BEGIN SUPPLIED MATERIAL

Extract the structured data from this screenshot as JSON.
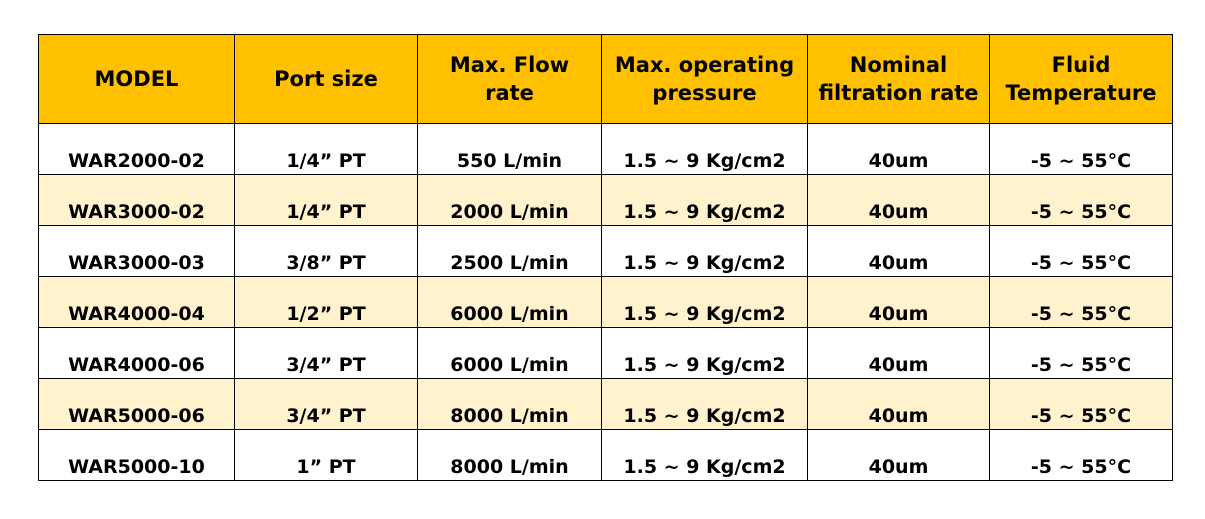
{
  "table": {
    "headers": [
      "MODEL",
      "Port size",
      "Max. Flow\nrate",
      "Max. operating\npressure",
      "Nominal\nfiltration rate",
      "Fluid\nTemperature"
    ],
    "rows": [
      [
        "WAR2000-02",
        "1/4”  PT",
        "550 L/min",
        "1.5 ~ 9 Kg/cm2",
        "40um",
        "-5 ~ 55°C"
      ],
      [
        "WAR3000-02",
        "1/4”  PT",
        "2000 L/min",
        "1.5 ~ 9 Kg/cm2",
        "40um",
        "-5 ~ 55°C"
      ],
      [
        "WAR3000-03",
        "3/8”  PT",
        "2500 L/min",
        "1.5 ~ 9 Kg/cm2",
        "40um",
        "-5 ~ 55°C"
      ],
      [
        "WAR4000-04",
        "1/2”  PT",
        "6000 L/min",
        "1.5 ~ 9 Kg/cm2",
        "40um",
        "-5 ~ 55°C"
      ],
      [
        "WAR4000-06",
        "3/4”  PT",
        "6000 L/min",
        "1.5 ~ 9 Kg/cm2",
        "40um",
        "-5 ~ 55°C"
      ],
      [
        "WAR5000-06",
        "3/4”  PT",
        "8000 L/min",
        "1.5 ~ 9 Kg/cm2",
        "40um",
        "-5 ~ 55°C"
      ],
      [
        "WAR5000-10",
        "1”  PT",
        "8000 L/min",
        "1.5 ~ 9 Kg/cm2",
        "40um",
        "-5 ~ 55°C"
      ]
    ]
  },
  "colors": {
    "header_background": "#ffc000",
    "striped_row_background": "#fff2cc",
    "plain_row_background": "#ffffff",
    "border": "#000000"
  }
}
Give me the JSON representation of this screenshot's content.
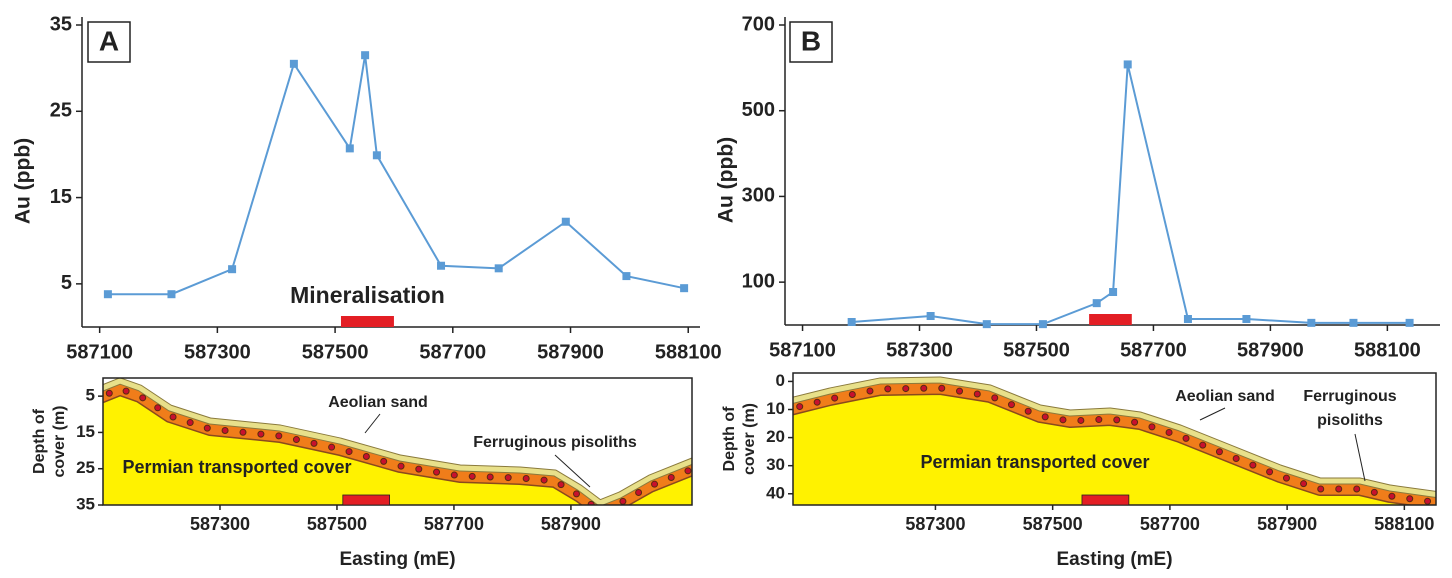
{
  "chart_data": [
    {
      "type": "line",
      "panel": "A",
      "y_label": "Au (ppb)",
      "x": [
        587114,
        587222,
        587325,
        587430,
        587525,
        587551,
        587571,
        587680,
        587778,
        587892,
        587995,
        588093
      ],
      "values": [
        3.8,
        3.8,
        6.7,
        30.5,
        20.7,
        31.5,
        19.9,
        7.1,
        6.8,
        12.2,
        5.9,
        4.5
      ],
      "color": "#5b9bd5",
      "xlim": [
        587070,
        588120
      ],
      "xticks": [
        587100,
        587300,
        587500,
        587700,
        587900,
        588100
      ],
      "ylim": [
        0,
        35
      ],
      "yticks": [
        5,
        15,
        25,
        35
      ],
      "mineralisation": {
        "label": "Mineralisation",
        "range": [
          587510,
          587600
        ],
        "color": "#e31e24"
      }
    },
    {
      "type": "line",
      "panel": "B",
      "y_label": "Au (ppb)",
      "x": [
        587184,
        587319,
        587415,
        587511,
        587603,
        587631,
        587656,
        587759,
        587859,
        587970,
        588042,
        588138
      ],
      "values": [
        7,
        21,
        2,
        2,
        51,
        77,
        608,
        14,
        14,
        5,
        5,
        5
      ],
      "color": "#5b9bd5",
      "xlim": [
        587070,
        588190
      ],
      "xticks": [
        587100,
        587300,
        587500,
        587700,
        587900,
        588100
      ],
      "ylim": [
        0,
        700
      ],
      "yticks": [
        100,
        300,
        500,
        700
      ],
      "mineralisation": {
        "range": [
          587590,
          587663
        ],
        "color": "#e31e24"
      }
    }
  ],
  "cross_sections": [
    {
      "x_label": "Easting (mE)",
      "y_label_lines": [
        "Depth of",
        "cover (m)"
      ],
      "xlim": [
        587100,
        588107
      ],
      "xticks": [
        587300,
        587500,
        587700,
        587900
      ],
      "dlim": [
        0,
        35
      ],
      "dticks": [
        5,
        15,
        25,
        35
      ],
      "labels": {
        "sand": "Aeolian sand",
        "pisoliths": [
          "Ferruginous pisoliths"
        ],
        "cover": "Permian transported cover"
      },
      "mineralisation_range": [
        587510,
        587590
      ]
    },
    {
      "x_label": "Easting (mE)",
      "y_label_lines": [
        "Depth of",
        "cover (m)"
      ],
      "xlim": [
        587057,
        588154
      ],
      "xticks": [
        587300,
        587500,
        587700,
        587900,
        588100
      ],
      "dlim": [
        -3,
        44
      ],
      "dticks": [
        0,
        10,
        20,
        30,
        40
      ],
      "labels": {
        "sand": "Aeolian sand",
        "pisoliths": [
          "Ferruginous",
          "pisoliths"
        ],
        "cover": "Permian transported cover"
      },
      "mineralisation_range": [
        587550,
        587630
      ]
    }
  ]
}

END SUPPLIED MATERIAL

GIVEN EXERCISE —
For each line above that contains the word "pisoliths", copy that line.

PROBLEM SOLUTION —
        "pisoliths": [
          "Ferruginous pisoliths"
        "pisoliths": [
          "pisoliths"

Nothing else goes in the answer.